• _ФРАГМЕНТ ТЕКСТА_
Мне очень повезло с теми людьми, которые сейчас работают в нашей команде. Многих выбирала не я, а обстоятельства, которые приводили этих людей в хоспис, и они остались с нами. У нас есть медсестры, водитель выездной службы, техработница, психолог, директор. В основном детьми занимаются медсестры и волонтеры. Задача директора — поиск финансирования, вся административная часть лежит на нем. Водитель посещает семьи под опекой хосписа, развозит гуманитарную помощь. Психолог помогает родителям и детям. Доктора и медсестры неохотно идут к нам работать. Смерть ребенка — это самое страшное, что может случиться в жизни взрослого человека. Это противоречит природе, законам бытия. Персонал, вовлеченный в процесс ухаживания за ребенком, становится частью этого психотравмирующего события. В реанимации они не успевают привыкнуть к детям. У нас же дети находятся месяцами, и когда ребенок умирает, это сравнимо с потерей друга. Мы, как одна большая семья, — заботимся о малыше, но все же для нас он должен оставаться пациентом. Иногда люди не выдерживают и увольняются.
Какую помощь получают родители детей, находящихся в хосписе?
В первую очередь, это психологическая и моральная поддержка. Мамам и папам важно знать, что они не остались один на один с бедой. Они вправе отказаться от помощи психолога, но и могут попросить эту помощь в любой момент. Были родители онкобольного ребенка, которые были благодарны за то, что другие их дети не видели страданий и смерти своей сестренки, но могли свободно посещать ее и оставаться с ней, когда она чувствовала себя хорошо. Другая мама, которая вела затворнический образ жизни вместе со своим сыном, не имеющим шансов поправиться, теперь ходит на занятия йогой и посещает наши мастер-классы. Истории семей, которым мы помогли и помогаем, не похожие друг на друга. С каждой такой историей мы учимся, растем, набираемся опыта, подстраиваемся под нужды родителей.

• _ЗАДАНИЕ_
Допишите продолжение текста о детском хосписе, начиная сразу после его последнего предложения.

• _ПРЕДОСТАВЛЕННЫЕ МАТЕРИАЛЫ_
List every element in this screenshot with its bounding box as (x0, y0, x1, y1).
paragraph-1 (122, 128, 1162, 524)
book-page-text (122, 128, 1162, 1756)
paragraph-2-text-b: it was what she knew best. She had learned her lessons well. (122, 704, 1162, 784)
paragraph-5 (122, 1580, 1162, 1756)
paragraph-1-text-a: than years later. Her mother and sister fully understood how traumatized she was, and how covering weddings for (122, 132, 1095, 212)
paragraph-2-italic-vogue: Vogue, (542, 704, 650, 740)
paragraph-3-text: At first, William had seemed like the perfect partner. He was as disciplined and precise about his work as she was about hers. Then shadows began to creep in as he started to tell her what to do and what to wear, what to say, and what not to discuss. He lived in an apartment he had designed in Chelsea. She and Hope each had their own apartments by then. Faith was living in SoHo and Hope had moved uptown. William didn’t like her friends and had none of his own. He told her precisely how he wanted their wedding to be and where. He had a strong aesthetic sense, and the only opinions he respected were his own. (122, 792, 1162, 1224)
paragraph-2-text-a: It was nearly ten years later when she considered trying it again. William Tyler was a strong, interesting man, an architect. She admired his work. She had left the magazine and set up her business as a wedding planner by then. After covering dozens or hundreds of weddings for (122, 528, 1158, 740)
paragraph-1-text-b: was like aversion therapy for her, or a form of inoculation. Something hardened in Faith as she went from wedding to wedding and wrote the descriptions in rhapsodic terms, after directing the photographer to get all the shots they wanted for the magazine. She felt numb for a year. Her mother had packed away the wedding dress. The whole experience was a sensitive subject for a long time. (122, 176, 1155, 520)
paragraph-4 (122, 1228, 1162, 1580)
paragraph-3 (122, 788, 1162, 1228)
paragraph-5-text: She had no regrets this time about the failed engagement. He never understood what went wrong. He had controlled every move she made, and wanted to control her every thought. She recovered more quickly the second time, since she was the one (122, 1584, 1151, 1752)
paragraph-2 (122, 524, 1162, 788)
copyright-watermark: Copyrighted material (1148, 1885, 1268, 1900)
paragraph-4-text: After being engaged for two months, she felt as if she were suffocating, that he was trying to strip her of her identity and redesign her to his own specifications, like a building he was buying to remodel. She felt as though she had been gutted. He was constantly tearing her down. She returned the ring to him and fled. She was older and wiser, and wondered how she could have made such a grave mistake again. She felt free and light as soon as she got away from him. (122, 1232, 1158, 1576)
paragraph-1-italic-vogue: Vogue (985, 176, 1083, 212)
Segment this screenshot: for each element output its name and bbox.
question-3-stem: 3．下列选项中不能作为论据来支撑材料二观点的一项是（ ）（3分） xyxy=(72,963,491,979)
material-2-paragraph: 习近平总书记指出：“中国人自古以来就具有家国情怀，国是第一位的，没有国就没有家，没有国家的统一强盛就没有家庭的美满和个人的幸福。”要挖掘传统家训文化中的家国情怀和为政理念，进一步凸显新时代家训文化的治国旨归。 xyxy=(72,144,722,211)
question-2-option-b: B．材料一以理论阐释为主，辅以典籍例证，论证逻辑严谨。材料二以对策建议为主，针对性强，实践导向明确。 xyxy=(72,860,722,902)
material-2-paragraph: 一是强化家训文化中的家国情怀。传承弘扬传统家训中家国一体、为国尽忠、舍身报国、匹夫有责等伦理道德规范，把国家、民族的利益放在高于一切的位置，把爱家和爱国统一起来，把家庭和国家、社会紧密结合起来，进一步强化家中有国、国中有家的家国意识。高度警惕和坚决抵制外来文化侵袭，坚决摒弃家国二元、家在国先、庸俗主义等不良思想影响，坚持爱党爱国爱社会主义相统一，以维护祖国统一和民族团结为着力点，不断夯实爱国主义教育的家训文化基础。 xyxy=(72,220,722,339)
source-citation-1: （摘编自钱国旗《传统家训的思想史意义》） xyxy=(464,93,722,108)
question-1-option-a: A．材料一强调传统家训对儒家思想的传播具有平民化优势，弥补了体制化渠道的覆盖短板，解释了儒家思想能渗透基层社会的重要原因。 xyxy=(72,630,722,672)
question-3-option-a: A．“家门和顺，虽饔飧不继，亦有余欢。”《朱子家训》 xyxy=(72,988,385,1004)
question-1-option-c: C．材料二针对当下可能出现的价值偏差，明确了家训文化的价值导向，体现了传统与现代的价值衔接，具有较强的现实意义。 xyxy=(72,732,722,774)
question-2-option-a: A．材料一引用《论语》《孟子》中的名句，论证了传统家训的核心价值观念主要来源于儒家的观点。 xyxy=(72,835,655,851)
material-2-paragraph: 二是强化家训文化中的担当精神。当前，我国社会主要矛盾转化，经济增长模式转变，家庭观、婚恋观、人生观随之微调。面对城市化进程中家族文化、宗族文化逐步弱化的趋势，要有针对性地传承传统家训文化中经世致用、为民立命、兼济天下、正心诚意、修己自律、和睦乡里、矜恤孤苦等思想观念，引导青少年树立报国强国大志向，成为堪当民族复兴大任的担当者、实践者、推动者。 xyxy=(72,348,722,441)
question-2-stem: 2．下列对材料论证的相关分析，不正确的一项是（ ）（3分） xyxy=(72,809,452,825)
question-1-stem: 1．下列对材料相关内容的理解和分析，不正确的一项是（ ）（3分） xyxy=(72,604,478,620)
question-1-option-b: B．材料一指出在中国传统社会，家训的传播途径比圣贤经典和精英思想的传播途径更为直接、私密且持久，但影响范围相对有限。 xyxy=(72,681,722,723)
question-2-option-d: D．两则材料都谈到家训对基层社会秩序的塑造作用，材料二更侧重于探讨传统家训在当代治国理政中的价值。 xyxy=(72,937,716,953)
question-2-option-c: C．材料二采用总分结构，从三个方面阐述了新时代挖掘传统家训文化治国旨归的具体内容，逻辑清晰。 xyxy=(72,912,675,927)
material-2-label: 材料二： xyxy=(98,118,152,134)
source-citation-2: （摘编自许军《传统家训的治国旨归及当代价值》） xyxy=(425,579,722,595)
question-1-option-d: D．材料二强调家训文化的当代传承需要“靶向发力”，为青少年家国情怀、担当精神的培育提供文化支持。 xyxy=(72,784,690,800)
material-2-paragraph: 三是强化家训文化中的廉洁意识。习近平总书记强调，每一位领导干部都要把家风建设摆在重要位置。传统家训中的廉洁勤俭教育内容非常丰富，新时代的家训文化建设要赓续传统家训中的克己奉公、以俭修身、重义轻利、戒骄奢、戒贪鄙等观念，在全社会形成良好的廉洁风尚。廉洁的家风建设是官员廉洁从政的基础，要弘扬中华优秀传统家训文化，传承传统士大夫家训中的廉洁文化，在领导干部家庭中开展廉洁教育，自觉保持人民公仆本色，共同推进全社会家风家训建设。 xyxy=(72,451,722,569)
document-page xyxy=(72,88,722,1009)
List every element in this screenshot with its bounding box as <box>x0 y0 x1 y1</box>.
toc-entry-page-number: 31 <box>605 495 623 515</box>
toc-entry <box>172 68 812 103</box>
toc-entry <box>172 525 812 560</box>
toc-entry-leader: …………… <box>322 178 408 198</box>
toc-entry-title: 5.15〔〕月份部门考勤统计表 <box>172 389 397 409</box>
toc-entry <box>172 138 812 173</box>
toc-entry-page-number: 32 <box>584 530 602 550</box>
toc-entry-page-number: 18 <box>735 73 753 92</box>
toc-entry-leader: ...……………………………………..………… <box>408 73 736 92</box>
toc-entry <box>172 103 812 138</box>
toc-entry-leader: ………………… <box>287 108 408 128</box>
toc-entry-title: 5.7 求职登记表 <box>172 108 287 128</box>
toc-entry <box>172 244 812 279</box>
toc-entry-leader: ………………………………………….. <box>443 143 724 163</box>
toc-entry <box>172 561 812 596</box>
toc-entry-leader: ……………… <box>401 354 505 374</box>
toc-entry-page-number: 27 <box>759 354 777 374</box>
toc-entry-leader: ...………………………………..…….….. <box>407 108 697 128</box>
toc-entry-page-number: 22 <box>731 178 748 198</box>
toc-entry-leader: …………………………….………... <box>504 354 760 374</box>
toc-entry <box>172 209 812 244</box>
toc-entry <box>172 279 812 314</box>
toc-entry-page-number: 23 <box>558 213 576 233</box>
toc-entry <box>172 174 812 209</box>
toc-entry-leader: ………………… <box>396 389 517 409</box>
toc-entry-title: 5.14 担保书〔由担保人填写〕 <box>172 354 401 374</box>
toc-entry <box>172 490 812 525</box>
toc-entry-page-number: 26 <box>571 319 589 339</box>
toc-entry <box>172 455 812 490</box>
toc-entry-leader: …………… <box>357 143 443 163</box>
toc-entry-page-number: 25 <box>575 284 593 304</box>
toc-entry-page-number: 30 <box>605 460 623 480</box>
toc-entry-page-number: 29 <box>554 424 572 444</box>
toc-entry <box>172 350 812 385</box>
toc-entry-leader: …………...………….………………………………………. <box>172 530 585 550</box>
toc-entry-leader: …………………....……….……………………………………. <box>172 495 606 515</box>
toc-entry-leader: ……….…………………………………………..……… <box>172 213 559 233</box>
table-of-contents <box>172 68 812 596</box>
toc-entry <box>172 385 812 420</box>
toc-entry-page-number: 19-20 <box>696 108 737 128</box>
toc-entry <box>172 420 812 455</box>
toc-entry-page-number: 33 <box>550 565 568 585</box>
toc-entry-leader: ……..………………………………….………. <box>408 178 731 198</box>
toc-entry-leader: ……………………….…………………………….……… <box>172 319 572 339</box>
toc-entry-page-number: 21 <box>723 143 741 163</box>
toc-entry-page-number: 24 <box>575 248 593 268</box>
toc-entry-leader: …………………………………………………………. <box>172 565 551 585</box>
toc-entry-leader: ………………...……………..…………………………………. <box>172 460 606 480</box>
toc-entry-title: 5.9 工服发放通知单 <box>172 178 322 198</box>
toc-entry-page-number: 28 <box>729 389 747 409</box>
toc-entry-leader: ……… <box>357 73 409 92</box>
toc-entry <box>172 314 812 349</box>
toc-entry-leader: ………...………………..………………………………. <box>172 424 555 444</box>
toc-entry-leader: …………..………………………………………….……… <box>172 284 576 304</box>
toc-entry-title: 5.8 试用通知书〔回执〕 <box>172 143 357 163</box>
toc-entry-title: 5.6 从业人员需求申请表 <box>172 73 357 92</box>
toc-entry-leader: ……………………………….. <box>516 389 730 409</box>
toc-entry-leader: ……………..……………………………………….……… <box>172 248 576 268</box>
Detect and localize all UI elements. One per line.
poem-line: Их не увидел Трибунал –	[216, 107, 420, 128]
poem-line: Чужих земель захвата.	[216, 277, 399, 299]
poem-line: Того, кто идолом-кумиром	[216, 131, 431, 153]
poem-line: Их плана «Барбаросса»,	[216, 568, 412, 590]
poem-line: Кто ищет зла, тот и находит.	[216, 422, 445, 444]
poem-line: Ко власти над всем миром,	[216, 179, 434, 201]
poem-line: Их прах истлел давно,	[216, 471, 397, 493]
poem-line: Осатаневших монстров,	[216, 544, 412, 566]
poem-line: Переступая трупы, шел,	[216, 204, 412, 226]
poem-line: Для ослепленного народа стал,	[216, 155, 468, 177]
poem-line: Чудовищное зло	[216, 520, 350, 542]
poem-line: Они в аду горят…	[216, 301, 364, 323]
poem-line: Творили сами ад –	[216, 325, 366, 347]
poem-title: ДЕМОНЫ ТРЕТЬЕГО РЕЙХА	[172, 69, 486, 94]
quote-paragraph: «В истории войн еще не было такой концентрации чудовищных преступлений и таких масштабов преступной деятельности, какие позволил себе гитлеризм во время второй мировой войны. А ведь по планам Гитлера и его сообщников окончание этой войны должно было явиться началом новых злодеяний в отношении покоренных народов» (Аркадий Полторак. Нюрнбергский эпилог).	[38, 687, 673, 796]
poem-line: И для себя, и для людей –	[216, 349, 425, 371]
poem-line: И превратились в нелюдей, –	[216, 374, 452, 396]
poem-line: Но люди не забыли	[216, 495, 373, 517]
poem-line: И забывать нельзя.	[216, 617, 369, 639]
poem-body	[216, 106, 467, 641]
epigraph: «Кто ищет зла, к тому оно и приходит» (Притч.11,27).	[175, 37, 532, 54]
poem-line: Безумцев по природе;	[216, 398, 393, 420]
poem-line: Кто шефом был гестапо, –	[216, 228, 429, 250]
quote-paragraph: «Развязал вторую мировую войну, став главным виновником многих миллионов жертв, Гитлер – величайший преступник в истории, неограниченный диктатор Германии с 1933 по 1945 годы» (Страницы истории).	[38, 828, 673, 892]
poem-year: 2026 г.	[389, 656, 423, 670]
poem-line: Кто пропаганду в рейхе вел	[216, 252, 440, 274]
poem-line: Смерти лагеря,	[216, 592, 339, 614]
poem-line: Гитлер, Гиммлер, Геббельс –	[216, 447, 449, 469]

• _ОТВЕТ К ЗАДАНИЮ_
Несмотря на то, что хосписы есть почти в каждой стране, а в Европе они существуют многие десятилетия, не всегда чужой опыт можно применить в своей стране. Всегда есть и будет разница в культуре, восприятии мира, отношения к жизни и смерти. Если в некоторых странах в хосписах есть холодильные комнаты для прощания, то в наших условиях в этом нет необходимости. Если где-то родители после смерти ребенка приходят в хоспис волонтерами и таким образом чтут его память, то у нас смерть ребенка для родителей становится табуированной темой, невыносимым грузом, который родители будут нести безмолвно всю жизнь, не соприкасаясь с тем, что может напомнить им о проведенном в хосписе времени.
Работаете ли вы с ПТСР родителей? Что помогает им вернуться к жизни после ухода ребенка?
Мы все еще учимся работать с родителями, потерявшими детей. Чаще всего наша помощь сосредоточена на момент ухода ребенка или качества его жизни перед уходом. К сожалению, пока мы не можем полноценно вести работу с родителями, которые потеряли ребенка и покинули хоспис. Но я уверена, что одним из условий возвращения родителей к жизни является безболезненная смерть ребенка, когда он получает обезболивающие препараты и всю необходимую помощь перед уходом. Самое страшное, когда родители вынуждены наблюдать за страданиями ребенка, не имея возможности помочь.
А что придает вам сил? Ведь вы сами упомянули, что случается, люди не выдерживают, выгорают и увольняются. Как вы выстраиваете баланс?
Мне помогают мои друзья, семья, увлечения, общение с моими коллегами, дети, которым мы помогли. Несомненно, смерть ребенка, к которому ты привыкаешь, — это каждый раз смерть частички самого тебя, переосмысление жизненных ценностей, своей жизни. Но если человек твердо понимает, зачем он в хосписе, то он должен, в первую очередь, защитить себя эмоционально от выгорания. Устанавливая теплые отношения с ребенком, с его семьей, необходимо суметь сохранить четкие границы, чтобы сберечь свои душевные ресурсы — об этом нужно помнить каждый день. Иначе ты уже не сможешь помогать другим. Это трудно. Это требует неимоверных эмоциональных затрат и, конечно же, это высокая степень риска для людей, работающих в хосписной и паллиативной помощи.
______________
*Паллиативная помощь – система мероприятий, направленных на поддержание качества жизни пациентов с неизлечимыми, угрожающими жизни и тяжело протекающими заболеваниями, на максимально возможном, при данном состоянии пациента, комфортном для человека уровне. Источник: Википедия.